> **EXERCISE BRIEF**
Determine the count of lines holding "which" and give that count alone.

> **TASK MATERIAL**
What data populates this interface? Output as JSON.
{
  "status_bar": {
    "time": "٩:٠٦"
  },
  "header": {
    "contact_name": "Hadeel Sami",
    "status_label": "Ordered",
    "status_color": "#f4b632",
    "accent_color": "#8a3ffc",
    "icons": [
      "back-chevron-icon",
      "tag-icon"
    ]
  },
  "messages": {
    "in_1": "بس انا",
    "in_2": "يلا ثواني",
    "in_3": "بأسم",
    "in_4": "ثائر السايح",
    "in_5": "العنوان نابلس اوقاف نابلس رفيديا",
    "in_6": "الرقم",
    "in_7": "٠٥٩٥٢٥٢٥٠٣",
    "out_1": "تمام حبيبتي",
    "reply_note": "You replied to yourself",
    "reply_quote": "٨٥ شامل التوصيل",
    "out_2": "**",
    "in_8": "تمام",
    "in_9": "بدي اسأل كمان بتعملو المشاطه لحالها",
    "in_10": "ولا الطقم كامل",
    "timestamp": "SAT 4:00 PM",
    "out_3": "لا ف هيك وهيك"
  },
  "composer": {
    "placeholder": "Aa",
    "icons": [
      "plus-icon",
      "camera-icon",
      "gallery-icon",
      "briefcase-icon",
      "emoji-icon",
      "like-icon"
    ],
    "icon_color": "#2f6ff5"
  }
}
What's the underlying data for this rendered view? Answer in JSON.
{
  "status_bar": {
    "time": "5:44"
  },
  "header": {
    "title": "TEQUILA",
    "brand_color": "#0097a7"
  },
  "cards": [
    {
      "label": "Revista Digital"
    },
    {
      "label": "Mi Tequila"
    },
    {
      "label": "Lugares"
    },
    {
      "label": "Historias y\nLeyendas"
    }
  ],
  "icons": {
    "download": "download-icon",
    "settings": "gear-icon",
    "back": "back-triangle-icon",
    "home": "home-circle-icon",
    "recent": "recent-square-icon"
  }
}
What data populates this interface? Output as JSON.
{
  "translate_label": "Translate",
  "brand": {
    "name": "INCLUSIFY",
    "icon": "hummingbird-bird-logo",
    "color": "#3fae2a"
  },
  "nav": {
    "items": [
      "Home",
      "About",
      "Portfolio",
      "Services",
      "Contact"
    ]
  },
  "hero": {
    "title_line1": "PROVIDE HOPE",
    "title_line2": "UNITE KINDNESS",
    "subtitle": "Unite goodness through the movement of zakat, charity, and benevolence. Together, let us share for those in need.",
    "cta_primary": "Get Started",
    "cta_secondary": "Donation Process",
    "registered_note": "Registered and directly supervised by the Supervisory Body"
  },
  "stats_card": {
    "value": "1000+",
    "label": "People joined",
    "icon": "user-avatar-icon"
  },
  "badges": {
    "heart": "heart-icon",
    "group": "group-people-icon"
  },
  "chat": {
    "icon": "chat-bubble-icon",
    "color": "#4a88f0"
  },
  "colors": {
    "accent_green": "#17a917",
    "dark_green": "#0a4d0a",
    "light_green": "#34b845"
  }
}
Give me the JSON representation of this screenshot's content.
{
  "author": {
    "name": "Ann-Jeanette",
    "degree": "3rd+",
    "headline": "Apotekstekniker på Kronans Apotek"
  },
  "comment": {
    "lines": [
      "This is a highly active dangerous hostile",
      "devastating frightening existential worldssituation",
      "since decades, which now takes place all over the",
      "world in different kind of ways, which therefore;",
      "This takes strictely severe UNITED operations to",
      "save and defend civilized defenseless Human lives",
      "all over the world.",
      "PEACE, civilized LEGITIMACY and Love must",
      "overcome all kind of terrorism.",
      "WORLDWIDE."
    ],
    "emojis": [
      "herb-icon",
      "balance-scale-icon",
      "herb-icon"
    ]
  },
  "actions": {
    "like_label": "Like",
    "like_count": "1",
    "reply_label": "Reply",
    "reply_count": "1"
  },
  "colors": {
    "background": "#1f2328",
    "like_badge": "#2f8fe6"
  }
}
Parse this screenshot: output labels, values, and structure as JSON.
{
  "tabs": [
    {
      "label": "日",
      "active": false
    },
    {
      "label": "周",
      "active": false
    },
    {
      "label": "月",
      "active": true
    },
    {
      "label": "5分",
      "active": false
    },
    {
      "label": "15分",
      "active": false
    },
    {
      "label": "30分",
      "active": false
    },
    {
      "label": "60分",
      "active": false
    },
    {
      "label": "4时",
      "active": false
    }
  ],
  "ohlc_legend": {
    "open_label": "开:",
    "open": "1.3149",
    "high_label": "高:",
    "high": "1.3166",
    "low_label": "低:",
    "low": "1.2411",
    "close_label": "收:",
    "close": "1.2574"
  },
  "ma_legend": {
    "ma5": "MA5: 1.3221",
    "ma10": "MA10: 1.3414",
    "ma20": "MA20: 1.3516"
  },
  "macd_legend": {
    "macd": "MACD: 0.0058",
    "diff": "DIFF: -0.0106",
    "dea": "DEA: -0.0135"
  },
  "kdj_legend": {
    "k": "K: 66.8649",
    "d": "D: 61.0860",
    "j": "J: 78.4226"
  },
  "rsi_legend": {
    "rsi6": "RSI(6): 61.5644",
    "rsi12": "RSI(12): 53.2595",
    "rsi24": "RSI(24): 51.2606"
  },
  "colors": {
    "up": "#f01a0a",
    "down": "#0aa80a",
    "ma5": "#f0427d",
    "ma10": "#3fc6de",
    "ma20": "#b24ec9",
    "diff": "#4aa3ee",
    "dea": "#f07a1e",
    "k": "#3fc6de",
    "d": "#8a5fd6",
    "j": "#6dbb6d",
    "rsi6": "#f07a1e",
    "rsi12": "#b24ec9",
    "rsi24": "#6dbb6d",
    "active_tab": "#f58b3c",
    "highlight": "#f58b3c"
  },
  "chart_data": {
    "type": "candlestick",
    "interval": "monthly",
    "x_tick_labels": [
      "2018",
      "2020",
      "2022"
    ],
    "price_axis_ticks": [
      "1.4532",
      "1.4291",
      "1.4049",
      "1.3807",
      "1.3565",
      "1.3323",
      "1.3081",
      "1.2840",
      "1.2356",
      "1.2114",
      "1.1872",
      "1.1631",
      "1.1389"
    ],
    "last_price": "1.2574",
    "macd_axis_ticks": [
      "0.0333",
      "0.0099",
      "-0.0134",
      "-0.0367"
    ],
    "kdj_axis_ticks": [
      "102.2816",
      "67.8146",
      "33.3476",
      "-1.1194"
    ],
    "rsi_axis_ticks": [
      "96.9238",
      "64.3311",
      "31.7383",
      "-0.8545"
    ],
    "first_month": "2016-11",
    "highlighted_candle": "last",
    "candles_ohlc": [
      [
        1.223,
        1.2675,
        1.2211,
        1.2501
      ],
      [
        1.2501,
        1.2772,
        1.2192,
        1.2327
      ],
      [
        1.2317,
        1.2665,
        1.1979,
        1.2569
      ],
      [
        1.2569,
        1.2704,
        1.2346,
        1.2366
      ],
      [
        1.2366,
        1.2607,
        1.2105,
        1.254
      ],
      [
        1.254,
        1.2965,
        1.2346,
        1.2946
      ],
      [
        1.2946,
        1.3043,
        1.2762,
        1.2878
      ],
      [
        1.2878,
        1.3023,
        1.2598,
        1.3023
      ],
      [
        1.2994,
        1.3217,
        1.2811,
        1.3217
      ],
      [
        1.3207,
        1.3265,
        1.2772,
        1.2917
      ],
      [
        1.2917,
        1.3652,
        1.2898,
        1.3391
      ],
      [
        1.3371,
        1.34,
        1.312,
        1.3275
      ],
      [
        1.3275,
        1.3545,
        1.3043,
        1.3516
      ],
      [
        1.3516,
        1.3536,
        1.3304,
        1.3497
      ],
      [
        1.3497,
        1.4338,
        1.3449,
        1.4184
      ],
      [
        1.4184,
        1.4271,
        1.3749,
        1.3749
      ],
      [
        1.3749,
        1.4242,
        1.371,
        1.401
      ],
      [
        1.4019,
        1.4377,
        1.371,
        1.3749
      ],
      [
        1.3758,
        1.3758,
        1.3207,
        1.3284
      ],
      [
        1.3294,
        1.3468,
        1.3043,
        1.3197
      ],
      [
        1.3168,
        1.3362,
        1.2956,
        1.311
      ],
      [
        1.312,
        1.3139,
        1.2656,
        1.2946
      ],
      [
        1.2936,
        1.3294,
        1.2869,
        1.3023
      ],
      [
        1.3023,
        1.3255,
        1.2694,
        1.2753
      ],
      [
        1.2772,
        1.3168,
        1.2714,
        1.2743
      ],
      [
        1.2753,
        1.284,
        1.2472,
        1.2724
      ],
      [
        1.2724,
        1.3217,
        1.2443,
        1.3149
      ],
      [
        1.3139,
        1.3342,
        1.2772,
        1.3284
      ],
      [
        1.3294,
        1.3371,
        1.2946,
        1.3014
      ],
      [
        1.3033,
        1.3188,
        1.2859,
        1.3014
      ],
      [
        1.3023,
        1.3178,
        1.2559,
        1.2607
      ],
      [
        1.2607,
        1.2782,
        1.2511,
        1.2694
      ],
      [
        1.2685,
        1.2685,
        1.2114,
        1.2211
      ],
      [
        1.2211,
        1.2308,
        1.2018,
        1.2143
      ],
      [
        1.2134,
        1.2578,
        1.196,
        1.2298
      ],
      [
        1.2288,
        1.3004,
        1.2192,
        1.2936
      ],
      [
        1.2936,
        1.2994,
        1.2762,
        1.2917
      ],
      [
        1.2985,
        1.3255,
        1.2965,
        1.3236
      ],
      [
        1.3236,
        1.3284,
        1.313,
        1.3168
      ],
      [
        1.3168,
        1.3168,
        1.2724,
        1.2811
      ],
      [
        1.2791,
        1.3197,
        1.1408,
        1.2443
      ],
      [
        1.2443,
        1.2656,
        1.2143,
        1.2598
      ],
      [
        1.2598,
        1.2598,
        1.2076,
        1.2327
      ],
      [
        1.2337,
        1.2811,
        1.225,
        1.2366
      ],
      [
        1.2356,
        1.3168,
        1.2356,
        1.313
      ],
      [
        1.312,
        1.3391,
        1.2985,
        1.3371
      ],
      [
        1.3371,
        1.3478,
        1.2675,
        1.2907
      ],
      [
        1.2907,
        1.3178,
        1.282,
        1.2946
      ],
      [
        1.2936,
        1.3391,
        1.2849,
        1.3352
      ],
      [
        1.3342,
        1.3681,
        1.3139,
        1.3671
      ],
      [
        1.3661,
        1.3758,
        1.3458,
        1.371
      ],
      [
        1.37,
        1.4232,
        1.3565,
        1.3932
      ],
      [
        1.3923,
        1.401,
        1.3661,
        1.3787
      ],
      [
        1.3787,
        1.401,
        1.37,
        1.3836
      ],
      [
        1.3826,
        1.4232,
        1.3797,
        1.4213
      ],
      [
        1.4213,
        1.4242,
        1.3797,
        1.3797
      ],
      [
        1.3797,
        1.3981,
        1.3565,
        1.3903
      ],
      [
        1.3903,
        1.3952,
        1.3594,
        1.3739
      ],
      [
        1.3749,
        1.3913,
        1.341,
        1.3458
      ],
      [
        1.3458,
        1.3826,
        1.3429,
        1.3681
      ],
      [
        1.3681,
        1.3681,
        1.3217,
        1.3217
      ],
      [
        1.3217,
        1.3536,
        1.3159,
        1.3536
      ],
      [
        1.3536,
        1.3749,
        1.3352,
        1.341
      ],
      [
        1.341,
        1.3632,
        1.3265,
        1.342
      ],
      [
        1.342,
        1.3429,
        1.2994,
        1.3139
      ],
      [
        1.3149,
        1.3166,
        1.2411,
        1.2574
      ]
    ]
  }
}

> **TASK RESULT**
2